◆ PROBLEM DESCRIPTION
Pick out every line with the word "name" and copy it.

◆ Dataset records on visual material
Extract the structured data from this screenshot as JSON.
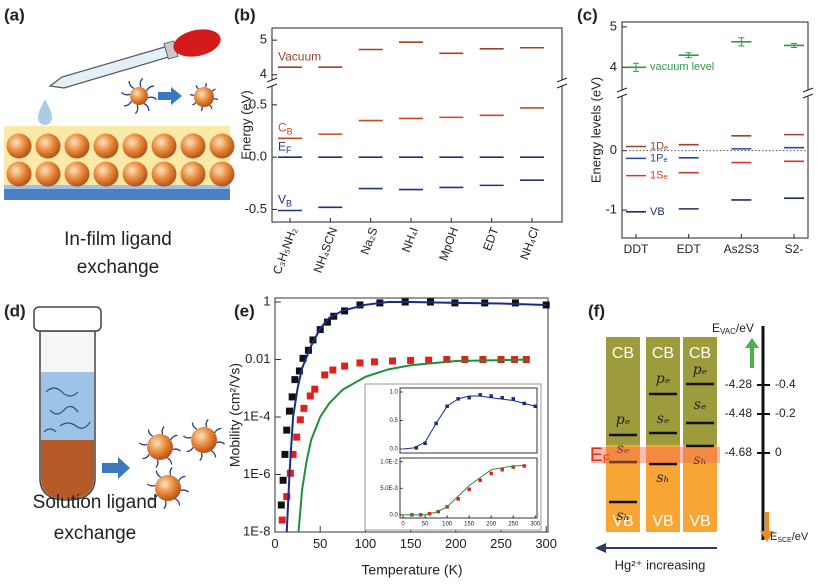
{
  "panels": {
    "a": {
      "label": "(a)",
      "caption": [
        "In-film ligand",
        "exchange"
      ]
    },
    "b": {
      "label": "(b)"
    },
    "c": {
      "label": "(c)"
    },
    "d": {
      "label": "(d)",
      "caption": [
        "Solution ligand",
        "exchange"
      ]
    },
    "e": {
      "label": "(e)"
    },
    "f": {
      "label": "(f)",
      "columns": [
        {
          "top": "CB",
          "bottom": "VB",
          "levels": [
            "pₑ",
            "sₑ",
            "sₕ"
          ]
        },
        {
          "top": "CB",
          "bottom": "VB",
          "levels": [
            "pₑ",
            "sₑ",
            "sₕ"
          ]
        },
        {
          "top": "CB",
          "bottom": "VB",
          "levels": [
            "pₑ",
            "sₑ",
            "sₕ"
          ]
        }
      ],
      "fermi": {
        "symbol": "E",
        "sub": "F"
      },
      "vac_axis": {
        "symbol": "E",
        "sub": "VAC",
        "unit": "/eV",
        "ticks": [
          "-4.28",
          "-4.48",
          "-4.68"
        ]
      },
      "sce_axis": {
        "symbol": "E",
        "sub": "SCE",
        "unit": "/eV",
        "ticks": [
          "-0.4",
          "-0.2",
          "0"
        ]
      },
      "trend": "Hg²⁺ increasing"
    }
  },
  "chart_data": [
    {
      "type": "levels",
      "ylabel": "Energy (eV)",
      "categories": [
        "C₃H₅NH₂",
        "NH₄SCN",
        "Na₂S",
        "NH₄I",
        "MpOH",
        "EDT",
        "NH₄Cl"
      ],
      "ylim": [
        -0.62,
        0.68
      ],
      "yticks": [
        -0.5,
        {
          "value": 0,
          "label": "0.0"
        },
        0.5
      ],
      "y2lim": [
        3.85,
        5.35
      ],
      "y2ticks": [
        4,
        5
      ],
      "series": [
        {
          "name": "Vacuum",
          "color": "#a0412b",
          "axis": "y2",
          "values": [
            4.22,
            4.22,
            4.73,
            4.94,
            4.62,
            4.75,
            4.78
          ]
        },
        {
          "name": "CB",
          "color": "#cc4526",
          "values": [
            0.18,
            0.22,
            0.35,
            0.37,
            0.38,
            0.4,
            0.47
          ]
        },
        {
          "name": "EF",
          "color": "#1f2f8a",
          "values": [
            0,
            0,
            0,
            0,
            0,
            0,
            0
          ]
        },
        {
          "name": "VB",
          "color": "#1f2f8a",
          "values": [
            -0.51,
            -0.48,
            -0.3,
            -0.31,
            -0.29,
            -0.27,
            -0.22
          ]
        }
      ]
    },
    {
      "type": "levels",
      "ylabel": "Energy levels (eV)",
      "categories": [
        "DDT",
        "EDT",
        "As2S3",
        "S2-"
      ],
      "ylim": [
        -1.47,
        0.92
      ],
      "yticks": [
        -1,
        0
      ],
      "y2lim": [
        3.44,
        5.12
      ],
      "y2ticks": [
        4,
        5
      ],
      "reference_line": 0,
      "series": [
        {
          "name": "vacuum level",
          "color": "#2e9a48",
          "axis": "y2",
          "values": [
            4.0,
            4.3,
            4.63,
            4.54
          ],
          "errors": [
            0.1,
            0.06,
            0.1,
            0.05
          ]
        },
        {
          "name": "1Dₑ",
          "color": "#a0412b",
          "values": [
            0.07,
            0.1,
            0.25,
            0.27
          ]
        },
        {
          "name": "1Pₑ",
          "color": "#2b4aa0",
          "values": [
            -0.13,
            -0.12,
            0.03,
            0.05
          ]
        },
        {
          "name": "1Sₑ",
          "color": "#d83a2a",
          "values": [
            -0.42,
            -0.37,
            -0.2,
            -0.18
          ]
        },
        {
          "name": "VB",
          "color": "#1f2f6a",
          "values": [
            -1.03,
            -0.98,
            -0.83,
            -0.8
          ]
        }
      ]
    },
    {
      "type": "scatter",
      "xlabel": "Temperature (K)",
      "ylabel": "Mobility (cm²/Vs)",
      "yscale": "log",
      "xlim": [
        0,
        302
      ],
      "xticks": [
        0,
        50,
        100,
        150,
        200,
        250,
        300
      ],
      "ylim": [
        1e-08,
        1.38
      ],
      "yticks": [
        {
          "value": 1e-08,
          "label": "1E-8"
        },
        {
          "value": 1e-06,
          "label": "1E-6"
        },
        {
          "value": 0.0001,
          "label": "1E-4"
        },
        0.01,
        1
      ],
      "series": [
        {
          "mode": "markers",
          "color": "#111111",
          "x": [
            7,
            9,
            11,
            13,
            16,
            19,
            22,
            27,
            31,
            37,
            42,
            50,
            58,
            65,
            77,
            94,
            116,
            144,
            172,
            199,
            232,
            266,
            300
          ],
          "values": [
            8.7e-08,
            6.3e-07,
            5e-06,
            3.5e-05,
            0.00016,
            0.0005,
            0.002,
            0.004,
            0.011,
            0.021,
            0.048,
            0.11,
            0.2,
            0.32,
            0.49,
            0.79,
            0.93,
            1,
            1,
            0.93,
            0.93,
            0.93,
            0.79
          ]
        },
        {
          "mode": "markers",
          "color": "#e0201a",
          "x": [
            8,
            13,
            17,
            20,
            24,
            28,
            32,
            39,
            44,
            55,
            64,
            77,
            94,
            110,
            130,
            150,
            170,
            190,
            210,
            230,
            250,
            265,
            278
          ],
          "values": [
            2.6e-08,
            1.7e-07,
            1.1e-06,
            5e-06,
            2e-05,
            8e-05,
            0.0002,
            0.00054,
            0.00093,
            0.0029,
            0.0043,
            0.0059,
            0.0076,
            0.0083,
            0.0089,
            0.0093,
            0.0095,
            0.01,
            0.01,
            0.01,
            0.01,
            0.01,
            0.01
          ]
        },
        {
          "mode": "line",
          "color": "#1a2a8a",
          "x": [
            13,
            16,
            20,
            25,
            30,
            40,
            50,
            60,
            75,
            100,
            125,
            150,
            200,
            250,
            300
          ],
          "values": [
            1e-08,
            1e-06,
            0.0001,
            0.001,
            0.005,
            0.03,
            0.12,
            0.28,
            0.5,
            0.8,
            1,
            1,
            0.93,
            0.89,
            0.79
          ]
        },
        {
          "mode": "line",
          "color": "#1f8f3a",
          "x": [
            26,
            30,
            35,
            40,
            50,
            60,
            75,
            100,
            125,
            150,
            200,
            250,
            280
          ],
          "values": [
            1e-08,
            3e-07,
            3e-06,
            1.6e-05,
            0.0001,
            0.0003,
            0.0009,
            0.0025,
            0.0045,
            0.0063,
            0.0089,
            0.0095,
            0.01
          ]
        }
      ]
    },
    {
      "type": "scatter",
      "xlim": [
        -7,
        304
      ],
      "ylim": [
        -0.07,
        1.07
      ],
      "yticks": [
        {
          "value": 0,
          "label": "0.0"
        },
        0.5,
        {
          "value": 1,
          "label": "1.0"
        }
      ],
      "series": [
        {
          "mode": "markers",
          "color": "#1a2a8a",
          "x": [
            30,
            50,
            75,
            100,
            125,
            150,
            175,
            200,
            225,
            250,
            275,
            300
          ],
          "values": [
            0.02,
            0.1,
            0.45,
            0.75,
            0.88,
            0.9,
            0.95,
            0.93,
            0.9,
            0.88,
            0.8,
            0.75
          ]
        },
        {
          "mode": "line",
          "color": "#1a2a8a",
          "x": [
            0,
            25,
            50,
            75,
            100,
            125,
            150,
            175,
            200,
            250,
            300
          ],
          "values": [
            0,
            0.02,
            0.12,
            0.45,
            0.75,
            0.88,
            0.93,
            0.93,
            0.9,
            0.85,
            0.75
          ]
        }
      ]
    },
    {
      "type": "scatter",
      "xlim": [
        -7,
        304
      ],
      "xticks": [
        0,
        50,
        100,
        150,
        200,
        250,
        300
      ],
      "ylim": [
        -0.0006,
        0.0107
      ],
      "yticks": [
        {
          "value": 0,
          "label": "0.0"
        },
        {
          "value": 0.005,
          "label": "5.0E-3"
        },
        {
          "value": 0.01,
          "label": "1.0E-2"
        }
      ],
      "series": [
        {
          "mode": "markers",
          "color": "#e0201a",
          "x": [
            20,
            40,
            60,
            80,
            100,
            125,
            150,
            175,
            200,
            225,
            250,
            275
          ],
          "values": [
            0,
            0,
            0.0002,
            0.0006,
            0.0015,
            0.003,
            0.0048,
            0.0065,
            0.0078,
            0.0085,
            0.009,
            0.0092
          ]
        },
        {
          "mode": "line",
          "color": "#1f8f3a",
          "x": [
            0,
            50,
            75,
            100,
            150,
            200,
            250,
            280
          ],
          "values": [
            0,
            0,
            0.0005,
            0.0015,
            0.0055,
            0.0085,
            0.0092,
            0.0093
          ]
        }
      ]
    }
  ]
}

◆ SOLUTION TO THIS TASK
          "name": "Vacuum",
          "name": "CB",
          "name": "EF",
          "name": "VB",
          "name": "vacuum level",
          "name": "1Dₑ",
          "name": "1Pₑ",
          "name": "1Sₑ",
          "name": "VB",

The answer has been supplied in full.